Report only the number of lines in this material that include "name".

:::::

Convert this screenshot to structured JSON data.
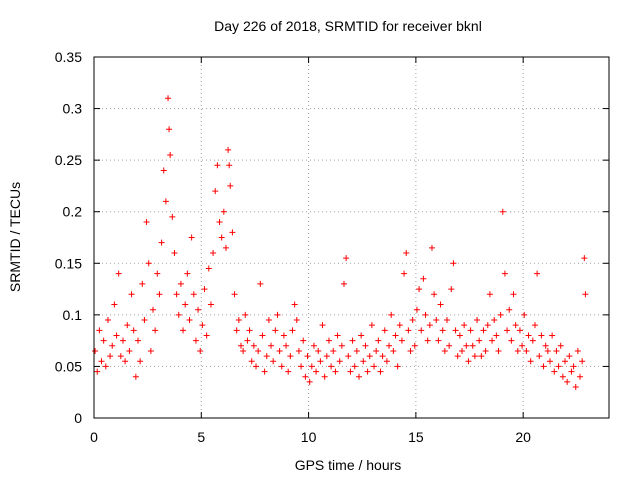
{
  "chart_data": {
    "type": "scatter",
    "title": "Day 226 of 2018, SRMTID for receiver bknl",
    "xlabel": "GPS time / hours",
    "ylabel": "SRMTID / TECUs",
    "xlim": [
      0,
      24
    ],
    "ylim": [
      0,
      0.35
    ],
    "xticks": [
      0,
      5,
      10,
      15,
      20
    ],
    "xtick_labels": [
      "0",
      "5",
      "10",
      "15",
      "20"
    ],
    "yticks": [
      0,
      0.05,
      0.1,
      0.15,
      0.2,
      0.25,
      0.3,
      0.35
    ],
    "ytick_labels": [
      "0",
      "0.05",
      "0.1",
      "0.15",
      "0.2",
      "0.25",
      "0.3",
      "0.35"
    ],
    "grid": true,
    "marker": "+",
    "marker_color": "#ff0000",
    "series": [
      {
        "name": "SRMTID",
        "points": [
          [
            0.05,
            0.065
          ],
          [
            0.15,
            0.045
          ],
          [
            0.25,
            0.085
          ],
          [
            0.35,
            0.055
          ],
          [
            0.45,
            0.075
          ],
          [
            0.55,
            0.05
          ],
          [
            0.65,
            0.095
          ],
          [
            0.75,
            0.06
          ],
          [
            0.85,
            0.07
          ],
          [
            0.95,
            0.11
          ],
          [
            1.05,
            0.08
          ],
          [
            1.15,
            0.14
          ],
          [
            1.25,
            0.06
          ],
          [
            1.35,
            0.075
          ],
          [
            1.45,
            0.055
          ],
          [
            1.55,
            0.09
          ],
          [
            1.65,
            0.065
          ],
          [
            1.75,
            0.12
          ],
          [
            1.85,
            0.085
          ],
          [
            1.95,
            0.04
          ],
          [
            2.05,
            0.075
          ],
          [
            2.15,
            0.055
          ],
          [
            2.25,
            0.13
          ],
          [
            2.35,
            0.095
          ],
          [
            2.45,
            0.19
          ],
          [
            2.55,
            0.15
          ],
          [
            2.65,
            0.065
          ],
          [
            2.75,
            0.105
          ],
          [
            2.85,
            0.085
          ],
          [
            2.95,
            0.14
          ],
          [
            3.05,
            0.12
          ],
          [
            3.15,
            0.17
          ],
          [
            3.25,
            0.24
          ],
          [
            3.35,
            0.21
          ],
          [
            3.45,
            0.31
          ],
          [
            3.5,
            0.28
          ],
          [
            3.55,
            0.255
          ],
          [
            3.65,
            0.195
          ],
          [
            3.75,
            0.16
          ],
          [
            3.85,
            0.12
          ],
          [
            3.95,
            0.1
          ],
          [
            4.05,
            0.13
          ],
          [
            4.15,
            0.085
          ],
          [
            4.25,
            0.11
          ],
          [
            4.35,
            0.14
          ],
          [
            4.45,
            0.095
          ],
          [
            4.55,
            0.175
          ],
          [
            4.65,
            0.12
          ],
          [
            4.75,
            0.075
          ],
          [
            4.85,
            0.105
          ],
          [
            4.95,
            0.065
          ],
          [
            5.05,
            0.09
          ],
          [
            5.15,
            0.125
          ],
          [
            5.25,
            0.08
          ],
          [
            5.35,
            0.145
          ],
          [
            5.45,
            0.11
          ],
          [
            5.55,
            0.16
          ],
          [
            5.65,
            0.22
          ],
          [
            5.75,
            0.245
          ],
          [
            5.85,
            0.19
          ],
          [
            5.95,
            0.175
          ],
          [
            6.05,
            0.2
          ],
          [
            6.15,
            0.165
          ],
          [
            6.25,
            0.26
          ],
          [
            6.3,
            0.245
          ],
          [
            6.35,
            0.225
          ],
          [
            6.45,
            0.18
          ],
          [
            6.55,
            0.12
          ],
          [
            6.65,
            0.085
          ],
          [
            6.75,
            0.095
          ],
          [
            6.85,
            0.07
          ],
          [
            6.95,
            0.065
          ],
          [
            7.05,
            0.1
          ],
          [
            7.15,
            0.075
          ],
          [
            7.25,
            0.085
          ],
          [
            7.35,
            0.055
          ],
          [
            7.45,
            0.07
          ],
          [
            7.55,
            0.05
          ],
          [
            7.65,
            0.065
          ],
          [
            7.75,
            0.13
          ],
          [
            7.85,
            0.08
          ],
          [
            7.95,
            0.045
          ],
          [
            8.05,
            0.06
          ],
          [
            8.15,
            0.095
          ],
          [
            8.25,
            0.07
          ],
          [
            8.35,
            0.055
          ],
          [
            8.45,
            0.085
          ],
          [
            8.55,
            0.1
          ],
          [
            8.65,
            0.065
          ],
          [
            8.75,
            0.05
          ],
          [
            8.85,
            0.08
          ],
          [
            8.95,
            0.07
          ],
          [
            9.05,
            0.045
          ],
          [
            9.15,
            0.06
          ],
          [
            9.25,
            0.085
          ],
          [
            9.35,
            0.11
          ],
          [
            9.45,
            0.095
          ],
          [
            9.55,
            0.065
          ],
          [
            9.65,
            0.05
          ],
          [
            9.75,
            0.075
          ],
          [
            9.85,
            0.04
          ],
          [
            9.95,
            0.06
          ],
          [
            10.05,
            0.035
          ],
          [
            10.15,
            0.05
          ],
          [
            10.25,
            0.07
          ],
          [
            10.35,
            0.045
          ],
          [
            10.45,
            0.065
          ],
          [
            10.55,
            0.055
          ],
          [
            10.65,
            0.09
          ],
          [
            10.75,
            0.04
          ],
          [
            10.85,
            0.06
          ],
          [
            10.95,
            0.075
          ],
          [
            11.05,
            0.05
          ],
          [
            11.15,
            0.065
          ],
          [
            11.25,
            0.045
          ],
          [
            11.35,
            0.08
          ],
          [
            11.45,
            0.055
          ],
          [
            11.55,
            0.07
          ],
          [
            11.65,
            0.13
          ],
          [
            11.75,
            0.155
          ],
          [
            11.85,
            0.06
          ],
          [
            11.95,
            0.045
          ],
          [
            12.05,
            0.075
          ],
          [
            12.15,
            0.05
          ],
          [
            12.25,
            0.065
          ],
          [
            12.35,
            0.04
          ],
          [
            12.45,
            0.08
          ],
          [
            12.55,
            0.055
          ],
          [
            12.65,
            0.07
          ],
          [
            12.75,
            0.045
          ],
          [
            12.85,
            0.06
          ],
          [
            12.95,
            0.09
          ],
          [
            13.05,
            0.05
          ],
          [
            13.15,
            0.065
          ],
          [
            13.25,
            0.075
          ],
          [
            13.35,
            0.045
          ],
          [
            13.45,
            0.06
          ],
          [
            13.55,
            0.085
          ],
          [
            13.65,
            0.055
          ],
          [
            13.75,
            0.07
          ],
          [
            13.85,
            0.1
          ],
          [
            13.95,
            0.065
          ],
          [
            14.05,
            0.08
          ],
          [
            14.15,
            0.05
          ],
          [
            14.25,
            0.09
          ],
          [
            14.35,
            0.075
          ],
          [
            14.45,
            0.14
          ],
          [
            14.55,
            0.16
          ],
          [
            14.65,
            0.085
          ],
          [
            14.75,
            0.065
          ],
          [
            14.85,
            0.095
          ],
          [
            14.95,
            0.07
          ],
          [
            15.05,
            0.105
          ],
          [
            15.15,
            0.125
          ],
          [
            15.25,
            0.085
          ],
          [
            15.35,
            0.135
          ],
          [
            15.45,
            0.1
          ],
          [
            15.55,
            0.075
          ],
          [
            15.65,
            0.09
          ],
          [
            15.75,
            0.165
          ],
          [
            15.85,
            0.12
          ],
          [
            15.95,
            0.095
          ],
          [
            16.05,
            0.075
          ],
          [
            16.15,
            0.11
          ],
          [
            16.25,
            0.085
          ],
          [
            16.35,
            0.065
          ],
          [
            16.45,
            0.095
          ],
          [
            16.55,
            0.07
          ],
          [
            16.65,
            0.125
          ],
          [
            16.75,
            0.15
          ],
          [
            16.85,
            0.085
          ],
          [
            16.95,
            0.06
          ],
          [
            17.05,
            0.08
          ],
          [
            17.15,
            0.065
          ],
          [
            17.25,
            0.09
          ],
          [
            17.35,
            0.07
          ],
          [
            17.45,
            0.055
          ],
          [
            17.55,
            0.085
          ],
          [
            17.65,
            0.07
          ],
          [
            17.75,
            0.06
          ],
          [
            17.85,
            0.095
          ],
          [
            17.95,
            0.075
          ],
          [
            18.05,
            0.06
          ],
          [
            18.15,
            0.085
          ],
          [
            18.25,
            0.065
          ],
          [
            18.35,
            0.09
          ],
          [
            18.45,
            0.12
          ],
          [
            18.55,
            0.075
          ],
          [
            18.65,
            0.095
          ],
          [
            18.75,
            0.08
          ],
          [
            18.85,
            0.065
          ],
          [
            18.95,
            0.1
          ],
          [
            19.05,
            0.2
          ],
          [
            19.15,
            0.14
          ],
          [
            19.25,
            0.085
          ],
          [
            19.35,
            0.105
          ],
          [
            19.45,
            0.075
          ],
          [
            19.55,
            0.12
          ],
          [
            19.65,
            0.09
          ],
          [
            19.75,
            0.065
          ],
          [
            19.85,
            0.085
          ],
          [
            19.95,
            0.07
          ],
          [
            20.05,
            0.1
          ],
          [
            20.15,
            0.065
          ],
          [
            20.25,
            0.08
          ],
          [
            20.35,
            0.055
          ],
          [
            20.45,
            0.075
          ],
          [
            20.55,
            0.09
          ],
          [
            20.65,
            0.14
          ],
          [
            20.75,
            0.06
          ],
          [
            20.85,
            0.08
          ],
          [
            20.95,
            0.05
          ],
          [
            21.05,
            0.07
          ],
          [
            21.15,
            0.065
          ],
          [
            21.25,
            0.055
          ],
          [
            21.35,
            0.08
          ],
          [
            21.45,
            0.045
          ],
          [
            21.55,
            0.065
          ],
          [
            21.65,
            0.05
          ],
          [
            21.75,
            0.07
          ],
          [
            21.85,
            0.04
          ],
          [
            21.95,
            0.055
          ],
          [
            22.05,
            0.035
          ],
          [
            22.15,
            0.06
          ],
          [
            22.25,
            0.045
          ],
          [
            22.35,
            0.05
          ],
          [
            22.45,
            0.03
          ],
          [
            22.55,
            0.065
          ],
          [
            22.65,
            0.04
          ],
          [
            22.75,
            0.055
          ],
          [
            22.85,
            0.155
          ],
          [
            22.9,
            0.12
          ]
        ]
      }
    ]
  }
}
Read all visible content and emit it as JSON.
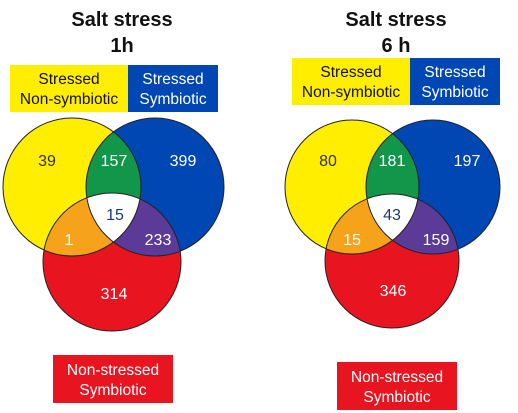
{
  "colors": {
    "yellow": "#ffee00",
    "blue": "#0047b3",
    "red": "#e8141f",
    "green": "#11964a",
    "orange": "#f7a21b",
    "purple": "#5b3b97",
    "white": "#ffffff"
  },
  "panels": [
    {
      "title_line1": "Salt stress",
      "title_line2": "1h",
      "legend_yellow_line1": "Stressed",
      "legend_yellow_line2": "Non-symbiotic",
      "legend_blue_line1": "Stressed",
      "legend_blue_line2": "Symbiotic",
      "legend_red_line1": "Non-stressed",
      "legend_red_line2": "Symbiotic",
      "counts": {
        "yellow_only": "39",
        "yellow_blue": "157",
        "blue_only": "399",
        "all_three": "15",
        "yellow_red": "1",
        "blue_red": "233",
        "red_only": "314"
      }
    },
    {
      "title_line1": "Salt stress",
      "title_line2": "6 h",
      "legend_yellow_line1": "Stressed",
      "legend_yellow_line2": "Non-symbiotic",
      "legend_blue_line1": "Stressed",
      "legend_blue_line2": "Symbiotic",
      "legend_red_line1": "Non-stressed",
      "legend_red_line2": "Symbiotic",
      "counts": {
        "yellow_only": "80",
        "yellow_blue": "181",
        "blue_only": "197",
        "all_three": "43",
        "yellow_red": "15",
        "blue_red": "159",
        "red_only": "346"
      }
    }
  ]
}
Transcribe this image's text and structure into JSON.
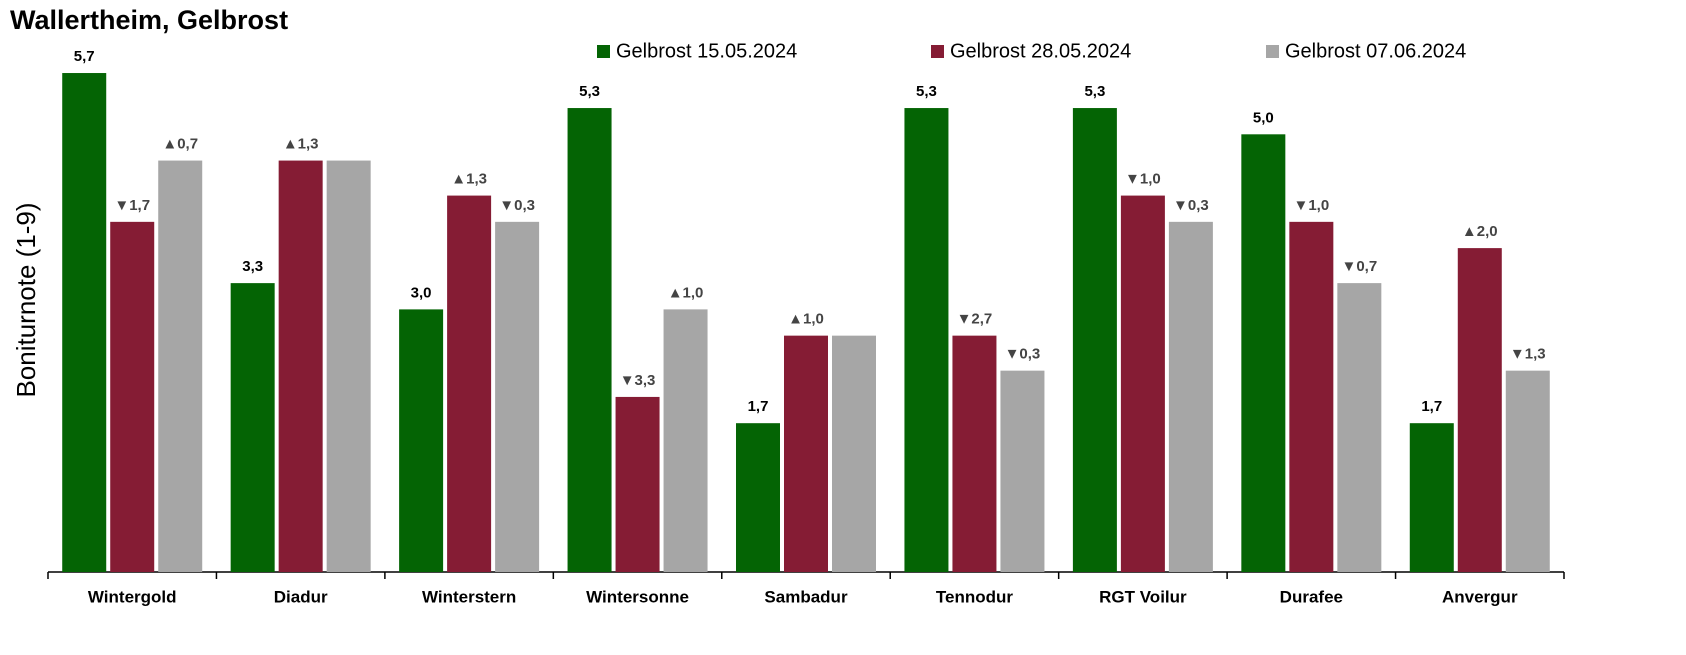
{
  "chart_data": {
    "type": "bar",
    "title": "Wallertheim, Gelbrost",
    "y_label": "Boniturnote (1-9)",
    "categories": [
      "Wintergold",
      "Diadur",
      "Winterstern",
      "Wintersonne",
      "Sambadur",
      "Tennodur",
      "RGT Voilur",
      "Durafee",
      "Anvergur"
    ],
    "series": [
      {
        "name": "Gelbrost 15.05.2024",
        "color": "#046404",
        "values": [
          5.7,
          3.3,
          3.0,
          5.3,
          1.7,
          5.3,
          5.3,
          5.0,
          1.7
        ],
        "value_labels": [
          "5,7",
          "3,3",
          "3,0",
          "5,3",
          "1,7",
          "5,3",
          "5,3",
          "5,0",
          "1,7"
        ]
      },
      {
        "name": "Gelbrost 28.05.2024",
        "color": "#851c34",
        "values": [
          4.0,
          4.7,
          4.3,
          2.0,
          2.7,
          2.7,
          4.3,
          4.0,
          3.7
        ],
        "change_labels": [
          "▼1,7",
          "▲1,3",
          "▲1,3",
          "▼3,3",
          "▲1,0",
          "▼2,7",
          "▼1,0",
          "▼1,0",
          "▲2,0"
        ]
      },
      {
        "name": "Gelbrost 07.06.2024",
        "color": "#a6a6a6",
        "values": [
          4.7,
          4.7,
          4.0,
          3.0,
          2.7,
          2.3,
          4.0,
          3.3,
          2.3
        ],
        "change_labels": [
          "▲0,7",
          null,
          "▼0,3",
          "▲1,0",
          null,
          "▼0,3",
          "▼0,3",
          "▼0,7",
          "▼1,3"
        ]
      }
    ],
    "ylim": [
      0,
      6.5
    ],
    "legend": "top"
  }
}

:::::

Task solution: 4